━━━ RECORDS FOR THE TASK ━━━

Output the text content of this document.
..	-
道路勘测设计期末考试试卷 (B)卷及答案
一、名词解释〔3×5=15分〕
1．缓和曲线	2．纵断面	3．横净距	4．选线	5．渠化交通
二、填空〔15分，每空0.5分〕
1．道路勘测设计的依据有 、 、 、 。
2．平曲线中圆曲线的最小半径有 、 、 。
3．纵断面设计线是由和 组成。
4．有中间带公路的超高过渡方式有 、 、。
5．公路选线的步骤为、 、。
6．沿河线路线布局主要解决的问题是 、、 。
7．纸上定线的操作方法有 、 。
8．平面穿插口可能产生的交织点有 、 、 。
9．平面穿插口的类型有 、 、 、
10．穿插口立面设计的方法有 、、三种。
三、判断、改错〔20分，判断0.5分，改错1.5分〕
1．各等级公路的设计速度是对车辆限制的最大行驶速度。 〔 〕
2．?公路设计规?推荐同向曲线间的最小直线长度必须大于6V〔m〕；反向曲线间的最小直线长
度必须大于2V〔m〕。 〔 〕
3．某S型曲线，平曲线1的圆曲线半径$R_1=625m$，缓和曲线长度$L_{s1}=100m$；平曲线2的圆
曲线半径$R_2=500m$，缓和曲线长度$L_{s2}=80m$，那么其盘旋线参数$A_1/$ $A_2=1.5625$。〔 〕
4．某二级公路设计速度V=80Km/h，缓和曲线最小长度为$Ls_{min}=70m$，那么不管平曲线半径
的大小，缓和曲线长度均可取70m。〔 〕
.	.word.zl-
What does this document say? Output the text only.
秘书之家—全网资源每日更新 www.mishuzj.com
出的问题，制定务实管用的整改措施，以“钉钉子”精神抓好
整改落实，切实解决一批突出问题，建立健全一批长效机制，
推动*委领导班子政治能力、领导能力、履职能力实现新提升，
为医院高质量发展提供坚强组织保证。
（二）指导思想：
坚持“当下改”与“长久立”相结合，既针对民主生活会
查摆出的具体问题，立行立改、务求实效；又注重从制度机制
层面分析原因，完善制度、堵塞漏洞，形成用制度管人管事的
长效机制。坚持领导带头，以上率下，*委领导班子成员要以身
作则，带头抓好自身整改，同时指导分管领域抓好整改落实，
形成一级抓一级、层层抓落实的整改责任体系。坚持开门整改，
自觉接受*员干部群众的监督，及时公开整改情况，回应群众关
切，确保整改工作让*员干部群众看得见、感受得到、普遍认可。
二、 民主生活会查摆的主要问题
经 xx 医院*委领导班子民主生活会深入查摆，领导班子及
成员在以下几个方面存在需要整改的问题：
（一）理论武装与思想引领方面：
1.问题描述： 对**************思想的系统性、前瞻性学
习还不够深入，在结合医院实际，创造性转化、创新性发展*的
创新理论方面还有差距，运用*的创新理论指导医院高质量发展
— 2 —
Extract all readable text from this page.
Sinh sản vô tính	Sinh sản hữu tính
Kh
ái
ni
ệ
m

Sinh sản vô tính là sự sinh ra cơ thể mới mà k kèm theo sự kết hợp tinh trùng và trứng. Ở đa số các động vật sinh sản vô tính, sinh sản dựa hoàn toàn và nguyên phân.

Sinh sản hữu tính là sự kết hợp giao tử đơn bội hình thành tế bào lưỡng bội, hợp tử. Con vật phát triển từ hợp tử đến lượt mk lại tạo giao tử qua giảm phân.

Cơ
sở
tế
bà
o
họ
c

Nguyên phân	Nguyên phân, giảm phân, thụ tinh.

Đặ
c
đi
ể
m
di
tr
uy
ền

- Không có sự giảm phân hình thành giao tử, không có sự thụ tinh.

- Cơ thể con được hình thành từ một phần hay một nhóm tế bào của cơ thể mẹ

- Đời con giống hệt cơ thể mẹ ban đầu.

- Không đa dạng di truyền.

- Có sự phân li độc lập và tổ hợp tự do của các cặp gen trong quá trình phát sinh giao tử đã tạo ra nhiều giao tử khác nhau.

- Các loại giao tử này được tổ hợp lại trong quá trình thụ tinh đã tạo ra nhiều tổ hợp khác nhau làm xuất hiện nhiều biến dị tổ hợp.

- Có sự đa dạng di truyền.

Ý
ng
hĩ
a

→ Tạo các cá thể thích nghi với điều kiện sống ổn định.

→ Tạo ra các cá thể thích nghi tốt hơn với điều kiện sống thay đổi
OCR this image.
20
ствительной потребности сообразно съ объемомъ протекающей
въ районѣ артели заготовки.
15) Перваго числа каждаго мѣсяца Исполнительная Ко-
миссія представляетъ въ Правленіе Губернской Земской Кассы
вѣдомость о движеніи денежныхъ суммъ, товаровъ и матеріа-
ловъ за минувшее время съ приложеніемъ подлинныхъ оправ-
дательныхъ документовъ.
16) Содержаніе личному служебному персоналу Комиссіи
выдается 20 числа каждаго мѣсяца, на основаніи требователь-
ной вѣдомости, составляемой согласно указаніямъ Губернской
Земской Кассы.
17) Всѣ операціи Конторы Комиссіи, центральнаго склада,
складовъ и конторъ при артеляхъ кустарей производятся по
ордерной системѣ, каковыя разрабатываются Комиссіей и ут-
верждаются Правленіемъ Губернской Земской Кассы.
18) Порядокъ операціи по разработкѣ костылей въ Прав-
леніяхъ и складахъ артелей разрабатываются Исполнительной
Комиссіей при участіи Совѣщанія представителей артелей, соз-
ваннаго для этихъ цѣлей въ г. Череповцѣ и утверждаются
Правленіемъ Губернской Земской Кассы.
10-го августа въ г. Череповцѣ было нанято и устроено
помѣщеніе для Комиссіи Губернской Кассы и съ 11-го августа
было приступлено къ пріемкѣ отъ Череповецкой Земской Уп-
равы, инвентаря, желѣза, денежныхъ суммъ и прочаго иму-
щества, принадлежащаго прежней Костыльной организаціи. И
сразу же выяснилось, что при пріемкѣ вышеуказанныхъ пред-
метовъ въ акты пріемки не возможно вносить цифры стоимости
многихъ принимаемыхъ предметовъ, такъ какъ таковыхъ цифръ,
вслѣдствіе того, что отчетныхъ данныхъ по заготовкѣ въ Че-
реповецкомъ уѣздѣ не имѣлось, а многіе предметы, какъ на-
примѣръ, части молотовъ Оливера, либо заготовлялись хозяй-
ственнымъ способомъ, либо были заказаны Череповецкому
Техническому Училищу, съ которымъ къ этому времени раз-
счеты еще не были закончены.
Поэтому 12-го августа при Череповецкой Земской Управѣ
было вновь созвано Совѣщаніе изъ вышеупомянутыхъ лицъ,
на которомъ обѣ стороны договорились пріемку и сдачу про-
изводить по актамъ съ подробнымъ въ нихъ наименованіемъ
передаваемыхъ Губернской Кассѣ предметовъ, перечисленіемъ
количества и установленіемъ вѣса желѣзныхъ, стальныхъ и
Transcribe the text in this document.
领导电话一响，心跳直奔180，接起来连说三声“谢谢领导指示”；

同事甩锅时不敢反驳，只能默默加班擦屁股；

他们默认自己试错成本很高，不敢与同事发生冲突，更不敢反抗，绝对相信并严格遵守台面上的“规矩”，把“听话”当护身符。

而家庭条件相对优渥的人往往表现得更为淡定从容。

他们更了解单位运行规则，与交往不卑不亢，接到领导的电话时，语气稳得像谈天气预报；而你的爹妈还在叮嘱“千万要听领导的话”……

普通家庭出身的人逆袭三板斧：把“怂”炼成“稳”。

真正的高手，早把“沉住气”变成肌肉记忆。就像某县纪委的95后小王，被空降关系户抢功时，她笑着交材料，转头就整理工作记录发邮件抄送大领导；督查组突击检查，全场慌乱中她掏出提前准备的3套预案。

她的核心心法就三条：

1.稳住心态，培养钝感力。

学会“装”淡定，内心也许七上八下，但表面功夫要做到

━━━

◆ REQUIRED WORK: What count of lines in the listing contain the word "Череповецкой"? Reply with the number only.

◆ TASK SOLUTION: 2